Stored data:
----------------------------------------
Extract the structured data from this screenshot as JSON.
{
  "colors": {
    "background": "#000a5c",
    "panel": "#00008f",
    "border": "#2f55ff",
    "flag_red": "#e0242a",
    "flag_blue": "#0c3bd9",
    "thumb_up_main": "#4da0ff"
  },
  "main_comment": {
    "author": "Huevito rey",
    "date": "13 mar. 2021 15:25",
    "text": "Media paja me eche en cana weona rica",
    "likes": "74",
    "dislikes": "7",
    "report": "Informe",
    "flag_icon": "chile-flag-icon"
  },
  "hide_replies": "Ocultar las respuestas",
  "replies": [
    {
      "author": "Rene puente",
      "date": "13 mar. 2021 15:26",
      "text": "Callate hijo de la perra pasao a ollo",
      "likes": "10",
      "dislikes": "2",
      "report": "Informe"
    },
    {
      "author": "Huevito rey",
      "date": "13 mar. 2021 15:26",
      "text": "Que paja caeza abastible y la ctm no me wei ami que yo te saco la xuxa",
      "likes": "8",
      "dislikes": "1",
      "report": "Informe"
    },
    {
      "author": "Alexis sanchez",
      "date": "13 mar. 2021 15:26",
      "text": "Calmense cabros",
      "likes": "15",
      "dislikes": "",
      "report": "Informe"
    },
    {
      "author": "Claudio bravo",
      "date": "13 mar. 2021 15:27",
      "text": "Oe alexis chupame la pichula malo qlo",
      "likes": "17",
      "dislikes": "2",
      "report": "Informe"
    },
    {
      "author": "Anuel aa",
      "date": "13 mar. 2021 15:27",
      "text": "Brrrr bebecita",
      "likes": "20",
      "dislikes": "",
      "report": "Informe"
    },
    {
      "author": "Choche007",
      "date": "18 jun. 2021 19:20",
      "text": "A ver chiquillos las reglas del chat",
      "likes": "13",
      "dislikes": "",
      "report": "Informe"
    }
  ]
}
----------------------------------------
■ Problem: All of the entries must be written out exactly as they stand.

■ Task answer:
Extract the structured data from this screenshot as JSON.
{
  "colors": {
    "background": "#000a5c",
    "panel": "#00008f",
    "border": "#2f55ff",
    "flag_red": "#e0242a",
    "flag_blue": "#0c3bd9",
    "thumb_up_main": "#4da0ff"
  },
  "main_comment": {
    "author": "Huevito rey",
    "date": "13 mar. 2021 15:25",
    "text": "Media paja me eche en cana weona rica",
    "likes": "74",
    "dislikes": "7",
    "report": "Informe",
    "flag_icon": "chile-flag-icon"
  },
  "hide_replies": "Ocultar las respuestas",
  "replies": [
    {
      "author": "Rene puente",
      "date": "13 mar. 2021 15:26",
      "text": "Callate hijo de la perra pasao a ollo",
      "likes": "10",
      "dislikes": "2",
      "report": "Informe"
    },
    {
      "author": "Huevito rey",
      "date": "13 mar. 2021 15:26",
      "text": "Que paja caeza abastible y la ctm no me wei ami que yo te saco la xuxa",
      "likes": "8",
      "dislikes": "1",
      "report": "Informe"
    },
    {
      "author": "Alexis sanchez",
      "date": "13 mar. 2021 15:26",
      "text": "Calmense cabros",
      "likes": "15",
      "dislikes": "",
      "report": "Informe"
    },
    {
      "author": "Claudio bravo",
      "date": "13 mar. 2021 15:27",
      "text": "Oe alexis chupame la pichula malo qlo",
      "likes": "17",
      "dislikes": "2",
      "report": "Informe"
    },
    {
      "author": "Anuel aa",
      "date": "13 mar. 2021 15:27",
      "text": "Brrrr bebecita",
      "likes": "20",
      "dislikes": "",
      "report": "Informe"
    },
    {
      "author": "Choche007",
      "date": "18 jun. 2021 19:20",
      "text": "A ver chiquillos las reglas del chat",
      "likes": "13",
      "dislikes": "",
      "report": "Informe"
    }
  ]
}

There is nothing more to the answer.